Please copy every line of the listing below word for word.

[Region and label listings]
----------

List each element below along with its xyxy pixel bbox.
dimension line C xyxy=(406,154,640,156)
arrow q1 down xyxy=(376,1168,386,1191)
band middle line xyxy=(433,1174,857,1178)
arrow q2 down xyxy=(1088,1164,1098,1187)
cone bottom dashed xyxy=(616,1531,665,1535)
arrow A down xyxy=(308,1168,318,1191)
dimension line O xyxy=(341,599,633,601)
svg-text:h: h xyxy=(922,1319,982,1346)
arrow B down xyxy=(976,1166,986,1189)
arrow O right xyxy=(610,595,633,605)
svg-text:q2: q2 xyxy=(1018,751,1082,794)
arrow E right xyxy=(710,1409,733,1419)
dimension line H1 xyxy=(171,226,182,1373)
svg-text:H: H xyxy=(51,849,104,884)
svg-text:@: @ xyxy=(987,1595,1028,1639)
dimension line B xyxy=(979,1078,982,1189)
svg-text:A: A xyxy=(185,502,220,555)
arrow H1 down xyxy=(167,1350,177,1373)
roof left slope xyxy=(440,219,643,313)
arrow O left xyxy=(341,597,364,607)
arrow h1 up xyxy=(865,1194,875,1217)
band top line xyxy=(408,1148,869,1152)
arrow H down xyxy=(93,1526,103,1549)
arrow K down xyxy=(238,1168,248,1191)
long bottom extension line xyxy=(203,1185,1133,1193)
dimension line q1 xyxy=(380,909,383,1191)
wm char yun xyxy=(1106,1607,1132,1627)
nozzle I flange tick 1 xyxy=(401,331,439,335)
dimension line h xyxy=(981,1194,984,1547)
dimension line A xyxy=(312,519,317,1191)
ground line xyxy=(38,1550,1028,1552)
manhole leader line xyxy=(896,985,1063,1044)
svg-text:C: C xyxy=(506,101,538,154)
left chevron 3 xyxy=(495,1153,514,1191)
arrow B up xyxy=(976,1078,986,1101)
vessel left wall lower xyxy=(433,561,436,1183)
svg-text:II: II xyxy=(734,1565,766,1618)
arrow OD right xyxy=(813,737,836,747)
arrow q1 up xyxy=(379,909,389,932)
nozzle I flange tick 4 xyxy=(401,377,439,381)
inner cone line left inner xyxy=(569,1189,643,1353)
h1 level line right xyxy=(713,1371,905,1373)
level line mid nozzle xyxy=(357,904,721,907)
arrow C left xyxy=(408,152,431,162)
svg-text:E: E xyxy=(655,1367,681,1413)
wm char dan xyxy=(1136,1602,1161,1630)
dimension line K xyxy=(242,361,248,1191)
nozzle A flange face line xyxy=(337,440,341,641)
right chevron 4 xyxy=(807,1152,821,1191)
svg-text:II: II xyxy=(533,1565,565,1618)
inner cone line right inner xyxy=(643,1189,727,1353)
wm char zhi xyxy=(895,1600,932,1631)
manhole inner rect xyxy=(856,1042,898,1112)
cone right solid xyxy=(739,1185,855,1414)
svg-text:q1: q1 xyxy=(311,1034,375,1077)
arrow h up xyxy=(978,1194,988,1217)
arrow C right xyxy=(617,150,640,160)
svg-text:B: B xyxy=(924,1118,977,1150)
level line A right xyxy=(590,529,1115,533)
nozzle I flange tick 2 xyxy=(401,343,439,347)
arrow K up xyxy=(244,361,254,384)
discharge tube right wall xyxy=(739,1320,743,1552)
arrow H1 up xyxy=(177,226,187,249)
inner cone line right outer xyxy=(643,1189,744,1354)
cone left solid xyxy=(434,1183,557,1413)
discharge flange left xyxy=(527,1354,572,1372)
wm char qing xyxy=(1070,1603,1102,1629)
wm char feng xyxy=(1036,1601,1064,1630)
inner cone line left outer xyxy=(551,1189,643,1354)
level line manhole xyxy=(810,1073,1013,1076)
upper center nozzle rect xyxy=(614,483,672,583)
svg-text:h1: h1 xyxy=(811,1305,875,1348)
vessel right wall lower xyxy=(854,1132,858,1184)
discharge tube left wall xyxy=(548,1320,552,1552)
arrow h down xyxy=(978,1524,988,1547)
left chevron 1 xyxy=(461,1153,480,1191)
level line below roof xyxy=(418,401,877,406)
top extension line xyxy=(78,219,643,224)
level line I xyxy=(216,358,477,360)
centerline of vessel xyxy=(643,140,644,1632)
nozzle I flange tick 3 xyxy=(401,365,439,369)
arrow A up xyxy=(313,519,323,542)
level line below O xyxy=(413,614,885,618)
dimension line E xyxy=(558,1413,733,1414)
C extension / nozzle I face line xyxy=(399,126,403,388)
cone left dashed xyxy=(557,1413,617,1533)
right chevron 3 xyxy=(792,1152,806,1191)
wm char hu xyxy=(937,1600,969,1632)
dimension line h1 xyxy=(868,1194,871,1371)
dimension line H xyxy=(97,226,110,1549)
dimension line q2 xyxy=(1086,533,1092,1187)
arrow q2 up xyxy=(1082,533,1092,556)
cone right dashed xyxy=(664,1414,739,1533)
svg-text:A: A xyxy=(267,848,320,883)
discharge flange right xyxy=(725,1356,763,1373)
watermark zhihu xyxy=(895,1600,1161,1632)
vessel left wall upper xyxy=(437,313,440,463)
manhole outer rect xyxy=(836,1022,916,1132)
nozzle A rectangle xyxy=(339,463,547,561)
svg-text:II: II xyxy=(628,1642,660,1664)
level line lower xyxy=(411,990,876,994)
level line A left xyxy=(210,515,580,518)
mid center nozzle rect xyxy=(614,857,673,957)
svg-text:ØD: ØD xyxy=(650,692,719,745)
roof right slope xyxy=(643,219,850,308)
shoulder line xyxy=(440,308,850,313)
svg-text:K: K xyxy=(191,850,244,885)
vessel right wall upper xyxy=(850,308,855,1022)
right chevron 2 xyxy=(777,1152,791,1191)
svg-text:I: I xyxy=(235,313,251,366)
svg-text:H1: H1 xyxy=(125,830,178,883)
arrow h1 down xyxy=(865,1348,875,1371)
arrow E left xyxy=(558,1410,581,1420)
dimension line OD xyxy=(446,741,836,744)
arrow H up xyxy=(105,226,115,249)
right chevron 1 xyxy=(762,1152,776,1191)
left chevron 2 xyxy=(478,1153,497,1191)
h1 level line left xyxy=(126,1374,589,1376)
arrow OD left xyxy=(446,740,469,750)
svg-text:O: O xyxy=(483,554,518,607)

----------

Result for this exercise ▸
List each element below along with its xyxy pixel bbox.
dimension line C xyxy=(406,154,640,156)
arrow q1 down xyxy=(376,1168,386,1191)
band middle line xyxy=(433,1174,857,1178)
arrow q2 down xyxy=(1088,1164,1098,1187)
cone bottom dashed xyxy=(616,1531,665,1535)
arrow A down xyxy=(308,1168,318,1191)
dimension line O xyxy=(341,599,633,601)
svg-text:h: h xyxy=(922,1319,982,1346)
arrow B down xyxy=(976,1166,986,1189)
arrow O right xyxy=(610,595,633,605)
svg-text:q2: q2 xyxy=(1018,751,1082,794)
arrow E right xyxy=(710,1409,733,1419)
dimension line H1 xyxy=(171,226,182,1373)
svg-text:H: H xyxy=(51,849,104,884)
svg-text:@: @ xyxy=(987,1595,1028,1639)
dimension line B xyxy=(979,1078,982,1189)
svg-text:A: A xyxy=(185,502,220,555)
arrow H1 down xyxy=(167,1350,177,1373)
roof left slope xyxy=(440,219,643,313)
arrow O left xyxy=(341,597,364,607)
arrow h1 up xyxy=(865,1194,875,1217)
band top line xyxy=(408,1148,869,1152)
arrow H down xyxy=(93,1526,103,1549)
arrow K down xyxy=(238,1168,248,1191)
long bottom extension line xyxy=(203,1185,1133,1193)
dimension line q1 xyxy=(380,909,383,1191)
wm char yun xyxy=(1106,1607,1132,1627)
nozzle I flange tick 1 xyxy=(401,331,439,335)
dimension line h xyxy=(981,1194,984,1547)
dimension line A xyxy=(312,519,317,1191)
ground line xyxy=(38,1550,1028,1552)
manhole leader line xyxy=(896,985,1063,1044)
svg-text:C: C xyxy=(506,101,538,154)
left chevron 3 xyxy=(495,1153,514,1191)
arrow B up xyxy=(976,1078,986,1101)
vessel left wall lower xyxy=(433,561,436,1183)
svg-text:II: II xyxy=(734,1565,766,1618)
arrow OD right xyxy=(813,737,836,747)
arrow q1 up xyxy=(379,909,389,932)
nozzle I flange tick 4 xyxy=(401,377,439,381)
inner cone line left inner xyxy=(569,1189,643,1353)
h1 level line right xyxy=(713,1371,905,1373)
level line mid nozzle xyxy=(357,904,721,907)
arrow C left xyxy=(408,152,431,162)
svg-text:E: E xyxy=(655,1367,681,1413)
wm char dan xyxy=(1136,1602,1161,1630)
dimension line K xyxy=(242,361,248,1191)
nozzle A flange face line xyxy=(337,440,341,641)
right chevron 4 xyxy=(807,1152,821,1191)
svg-text:II: II xyxy=(533,1565,565,1618)
inner cone line right inner xyxy=(643,1189,727,1353)
wm char zhi xyxy=(895,1600,932,1631)
manhole inner rect xyxy=(856,1042,898,1112)
cone right solid xyxy=(739,1185,855,1414)
svg-text:q1: q1 xyxy=(311,1034,375,1077)
arrow h up xyxy=(978,1194,988,1217)
arrow C right xyxy=(617,150,640,160)
svg-text:B: B xyxy=(924,1118,977,1150)
level line A right xyxy=(590,529,1115,533)
nozzle I flange tick 2 xyxy=(401,343,439,347)
arrow K up xyxy=(244,361,254,384)
discharge tube right wall xyxy=(739,1320,743,1552)
arrow H1 up xyxy=(177,226,187,249)
inner cone line right outer xyxy=(643,1189,744,1354)
cone left solid xyxy=(434,1183,557,1413)
discharge flange left xyxy=(527,1354,572,1372)
wm char qing xyxy=(1070,1603,1102,1629)
wm char feng xyxy=(1036,1601,1064,1630)
inner cone line left outer xyxy=(551,1189,643,1354)
level line manhole xyxy=(810,1073,1013,1076)
upper center nozzle rect xyxy=(614,483,672,583)
svg-text:h1: h1 xyxy=(811,1305,875,1348)
vessel right wall lower xyxy=(854,1132,858,1184)
discharge tube left wall xyxy=(548,1320,552,1552)
arrow h down xyxy=(978,1524,988,1547)
left chevron 1 xyxy=(461,1153,480,1191)
level line below roof xyxy=(418,401,877,406)
top extension line xyxy=(78,219,643,224)
level line I xyxy=(216,358,477,360)
centerline of vessel xyxy=(643,140,644,1632)
nozzle I flange tick 3 xyxy=(401,365,439,369)
arrow A up xyxy=(313,519,323,542)
level line below O xyxy=(413,614,885,618)
dimension line E xyxy=(558,1413,733,1414)
C extension / nozzle I face line xyxy=(399,126,403,388)
cone left dashed xyxy=(557,1413,617,1533)
right chevron 3 xyxy=(792,1152,806,1191)
wm char hu xyxy=(937,1600,969,1632)
dimension line h1 xyxy=(868,1194,871,1371)
dimension line H xyxy=(97,226,110,1549)
dimension line q2 xyxy=(1086,533,1092,1187)
arrow q2 up xyxy=(1082,533,1092,556)
cone right dashed xyxy=(664,1414,739,1533)
svg-text:A: A xyxy=(267,848,320,883)
discharge flange right xyxy=(725,1356,763,1373)
watermark zhihu xyxy=(895,1600,1161,1632)
vessel left wall upper xyxy=(437,313,440,463)
manhole outer rect xyxy=(836,1022,916,1132)
nozzle A rectangle xyxy=(339,463,547,561)
svg-text:II: II xyxy=(628,1642,660,1664)
level line lower xyxy=(411,990,876,994)
level line A left xyxy=(210,515,580,518)
mid center nozzle rect xyxy=(614,857,673,957)
svg-text:ØD: ØD xyxy=(650,692,719,745)
roof right slope xyxy=(643,219,850,308)
shoulder line xyxy=(440,308,850,313)
svg-text:K: K xyxy=(191,850,244,885)
vessel right wall upper xyxy=(850,308,855,1022)
right chevron 2 xyxy=(777,1152,791,1191)
svg-text:I: I xyxy=(235,313,251,366)
svg-text:H1: H1 xyxy=(125,830,178,883)
arrow h1 down xyxy=(865,1348,875,1371)
arrow E left xyxy=(558,1410,581,1420)
dimension line OD xyxy=(446,741,836,744)
arrow H up xyxy=(105,226,115,249)
right chevron 1 xyxy=(762,1152,776,1191)
left chevron 2 xyxy=(478,1153,497,1191)
h1 level line left xyxy=(126,1374,589,1376)
arrow OD left xyxy=(446,740,469,750)
svg-text:O: O xyxy=(483,554,518,607)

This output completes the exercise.